| Written exercise 1 |
In the thread about GOP features, what happened to all the scores in the validation phase after training on the self-generated features?
| Written exercise 2 |
In the thread about GOP features, list every statistic that the reply asks to compare between the two sets of features.
| Written exercise 3 |
Go on with the thread about GOP features, starting after its last post.

| Text |
□ □ □ □

Closed dohuuphu closed 1 year ago
Hi @dohuuphu i am also testing the infer your own voice example, and i am getting the similar results like this.?? Also do you know how can i use 'w3' (i.e total for word score) to get the scores of individual words spoken?? because whenever i print it it gives me 50 lines data which i am confused how to convert to word level???
Hi @dohuuphu i am also testing the infer your own voice example, and i am getting the similar results like this.?? Also do you know how can i use 'w3' (i.e total for word score) to get the scores of individual words spoken?? because whenever i print it it gives me 50 lines data which i am confused how to convert to word level???
Please check: https://github.com/YuanGongND/gopt/issues/16#issuecomment-1478085343
I think there are some problems with Kaldi when trying to generate GOP features. Because I generated feature for speechocean762 dataset and took it to training. All scores at validation phase is nan. If I use public features (dropbox link) then train normally. Strange that I used public Kaldi ASR model and there is no error when creating feature. So I don't understand why my features are different from theirs
Hi @dohuuphu,
You use the same ASR model with us. I assume the GOP feature should be similar at least in statistics - so, could you check the mean/varience/median of your feature and ours? In an extreme case, if your features are all nan, then the output will be nan.

□ □ □ □

| Information provided |
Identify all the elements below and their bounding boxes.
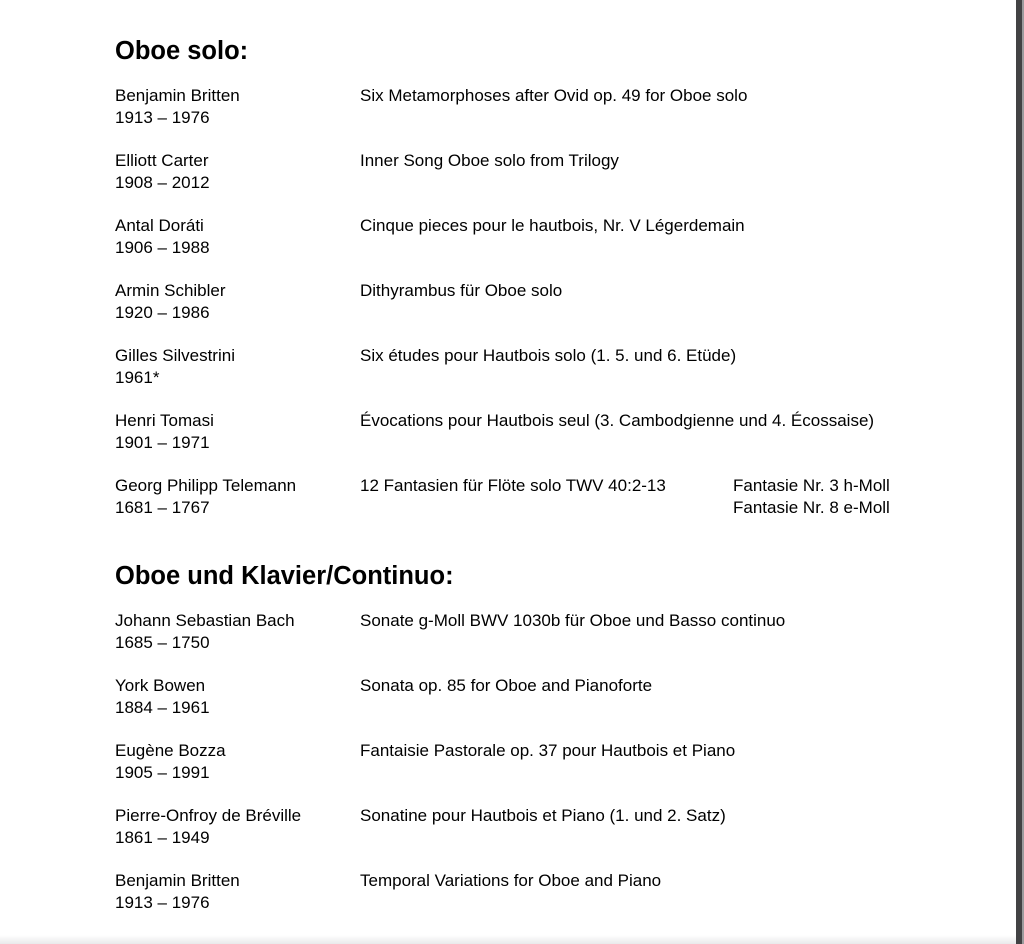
repertoire-entry <box>115 280 1004 324</box>
composer-cell <box>115 805 360 849</box>
composer-name: Antal Doráti <box>115 216 204 235</box>
repertoire-entry <box>115 805 1004 849</box>
repertoire-entry <box>115 345 1004 389</box>
composer-name: Gilles Silvestrini <box>115 346 235 365</box>
composer-dates: 1901 – 1971 <box>115 433 210 452</box>
work-title: Six Metamorphoses after Ovid op. 49 for Oboe solo <box>360 86 748 105</box>
composer-cell <box>115 85 360 129</box>
composer-dates: 1920 – 1986 <box>115 303 210 322</box>
work-title: 12 Fantasien für Flöte solo TWV 40:2-13 <box>360 476 666 495</box>
section-heading: Oboe und Klavier/Continuo: <box>115 562 454 590</box>
repertoire-entry <box>115 215 1004 259</box>
work-title: Évocations pour Hautbois seul (3. Cambodgienne und 4. Écossaise) <box>360 411 875 430</box>
composer-dates: 1905 – 1991 <box>115 763 210 782</box>
sections <box>115 37 1004 914</box>
composer-name: Eugène Bozza <box>115 741 226 760</box>
composer-dates: 1861 – 1949 <box>115 828 210 847</box>
composer-cell <box>115 675 360 719</box>
entry-list <box>115 610 1004 914</box>
work-title: Dithyrambus für Oboe solo <box>360 281 563 300</box>
repertoire-entry <box>115 150 1004 194</box>
work-title: Cinque pieces pour le hautbois, Nr. V Légerdemain <box>360 216 745 235</box>
repertoire-entry <box>115 870 1004 914</box>
composer-cell <box>115 475 360 519</box>
work-title: Sonata op. 85 for Oboe and Pianoforte <box>360 676 653 695</box>
composer-name: Henri Tomasi <box>115 411 214 430</box>
work-title: Inner Song Oboe solo from Trilogy <box>360 151 619 170</box>
work-title: Temporal Variations for Oboe and Piano <box>360 871 662 890</box>
composer-name: Benjamin Britten <box>115 871 240 890</box>
composer-cell <box>115 215 360 259</box>
work-title: Fantaisie Pastorale op. 37 pour Hautbois et Piano <box>360 741 736 760</box>
repertoire-entry <box>115 475 1004 519</box>
composer-dates: 1908 – 2012 <box>115 173 210 192</box>
composer-cell <box>115 345 360 389</box>
composer-name: York Bowen <box>115 676 206 695</box>
work-title: Sonate g-Moll BWV 1030b für Oboe und Basso continuo <box>360 611 786 630</box>
composer-dates: 1913 – 1976 <box>115 893 210 912</box>
section-heading: Oboe solo: <box>115 37 249 65</box>
composer-name: Armin Schibler <box>115 281 226 300</box>
repertoire-entry <box>115 740 1004 784</box>
composer-dates: 1884 – 1961 <box>115 698 210 717</box>
entry-list <box>115 85 1004 519</box>
composer-dates: 1961* <box>115 368 160 387</box>
composer-cell <box>115 610 360 654</box>
composer-cell <box>115 280 360 324</box>
composer-name: Georg Philipp Telemann <box>115 476 297 495</box>
composer-dates: 1685 – 1750 <box>115 633 210 652</box>
composer-cell <box>115 150 360 194</box>
repertoire-entry <box>115 675 1004 719</box>
composer-name: Pierre-Onfroy de Bréville <box>115 806 302 825</box>
work-movements <box>733 475 1004 519</box>
composer-name: Benjamin Britten <box>115 86 240 105</box>
work-title: Six études pour Hautbois solo (1. 5. und 6. Etüde) <box>360 346 737 365</box>
movement-line: Fantasie Nr. 8 e-Moll <box>733 498 890 517</box>
page-bottom-shadow <box>0 935 1016 944</box>
repertoire-entry <box>115 85 1004 129</box>
repertoire-entry <box>115 610 1004 654</box>
movement-line: Fantasie Nr. 3 h-Moll <box>733 476 890 495</box>
repertoire-section <box>115 562 1004 914</box>
composer-name: Elliott Carter <box>115 151 209 170</box>
composer-cell <box>115 410 360 454</box>
repertoire-entry <box>115 410 1004 454</box>
composer-name: Johann Sebastian Bach <box>115 611 295 630</box>
window-right-edge <box>1016 0 1024 944</box>
composer-dates: 1681 – 1767 <box>115 498 210 517</box>
composer-dates: 1913 – 1976 <box>115 108 210 127</box>
work-title: Sonatine pour Hautbois et Piano (1. und 2. Satz) <box>360 806 726 825</box>
composer-cell <box>115 740 360 784</box>
composer-cell <box>115 870 360 914</box>
repertoire-section <box>115 37 1004 519</box>
composer-dates: 1906 – 1988 <box>115 238 210 257</box>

□ □ □ □

| Exercise output 1 |
They were all nan.

| Exercise output 2 |
Mean, variance, and median.

| Exercise output 3 |
Also - this work was done around September 2021, there might be some change for the Kaldi recipe itself, I think we used this commit - https://github.com/kaldi-asr/kaldi/tree/d6198906fbb0e3cfa5fae313c7126a78d8321801/egs/gop_speechocean762.
-Yuan
Hi all, I tried to read gop.ark after I ran the gop_speechocean762 recipe on a single .wav file. The gop output it is giving is fine i.e. it can clearly tell missed pronunciation words. Same feats are being brought to gopt but it gives same output for every wav. I can use gop_speechocean gop output for pronunciation but to get other features like fluency or completeness I was taking a look at GOPT.
@amandeepbaberwal Thanks for sharing this. You are very correct in that GOP feature itself contains mispronounciation performance. However, in our paper, Table I, column 2&3, we compared the phone-level MSE and CORR between GOP w/ basic classifier and GOPT. GOPT is noticably better.
-Yuan
@amandeepbaberwal And also please be aware of the completeness score almost gets 0 correlation (very bad) due to many reasons. Please see the paper for details.
@YuanGongND Hi can you tell me what #15 is talking about. I am very new to kaldi and GOPT, it is surely a complex tool, Can you explain how did he solve this problem. I don't understand when he talks about
In gen_seq_data_phn.py, tr_label_phn or te_label_phn is generated by the phn_dict that is specific to the dataset that we want to use. However, the pretrain model is based on SpeechOcean762. When trying to inference any other dataset, the model will receive these labels specific to the inference dataset not the SpeechOcean dataset, causing inconsistent inference results.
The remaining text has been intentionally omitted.